Your task is to copy every line of the records below that contains "marker".

========

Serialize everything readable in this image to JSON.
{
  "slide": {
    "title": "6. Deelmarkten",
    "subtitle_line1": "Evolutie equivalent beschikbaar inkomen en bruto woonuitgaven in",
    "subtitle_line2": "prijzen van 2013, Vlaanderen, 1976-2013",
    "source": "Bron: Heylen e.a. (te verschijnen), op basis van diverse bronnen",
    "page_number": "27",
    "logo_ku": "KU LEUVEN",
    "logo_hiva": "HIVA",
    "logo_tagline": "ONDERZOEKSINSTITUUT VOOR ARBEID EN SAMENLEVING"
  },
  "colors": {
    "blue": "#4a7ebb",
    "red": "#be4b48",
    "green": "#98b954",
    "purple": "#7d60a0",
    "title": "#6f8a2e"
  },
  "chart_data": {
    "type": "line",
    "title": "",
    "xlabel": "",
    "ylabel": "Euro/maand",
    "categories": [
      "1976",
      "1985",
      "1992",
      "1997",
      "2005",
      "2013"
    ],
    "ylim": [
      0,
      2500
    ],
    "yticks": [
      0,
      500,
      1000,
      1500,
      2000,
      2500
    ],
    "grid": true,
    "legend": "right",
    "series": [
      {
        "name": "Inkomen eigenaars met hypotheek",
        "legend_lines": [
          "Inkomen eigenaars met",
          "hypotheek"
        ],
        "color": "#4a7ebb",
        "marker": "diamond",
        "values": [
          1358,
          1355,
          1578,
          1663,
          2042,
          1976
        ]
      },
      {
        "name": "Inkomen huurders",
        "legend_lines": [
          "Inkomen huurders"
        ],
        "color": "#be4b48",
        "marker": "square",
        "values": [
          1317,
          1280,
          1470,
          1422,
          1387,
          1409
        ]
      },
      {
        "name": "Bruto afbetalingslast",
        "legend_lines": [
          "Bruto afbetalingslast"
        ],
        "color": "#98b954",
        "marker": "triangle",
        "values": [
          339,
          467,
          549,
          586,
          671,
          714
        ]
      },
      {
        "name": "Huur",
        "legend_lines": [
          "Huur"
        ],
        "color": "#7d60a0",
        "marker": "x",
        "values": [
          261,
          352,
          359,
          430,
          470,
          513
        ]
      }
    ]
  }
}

========

The response >>
        "marker": "diamond",
        "marker": "square",
        "marker": "triangle",
        "marker": "x",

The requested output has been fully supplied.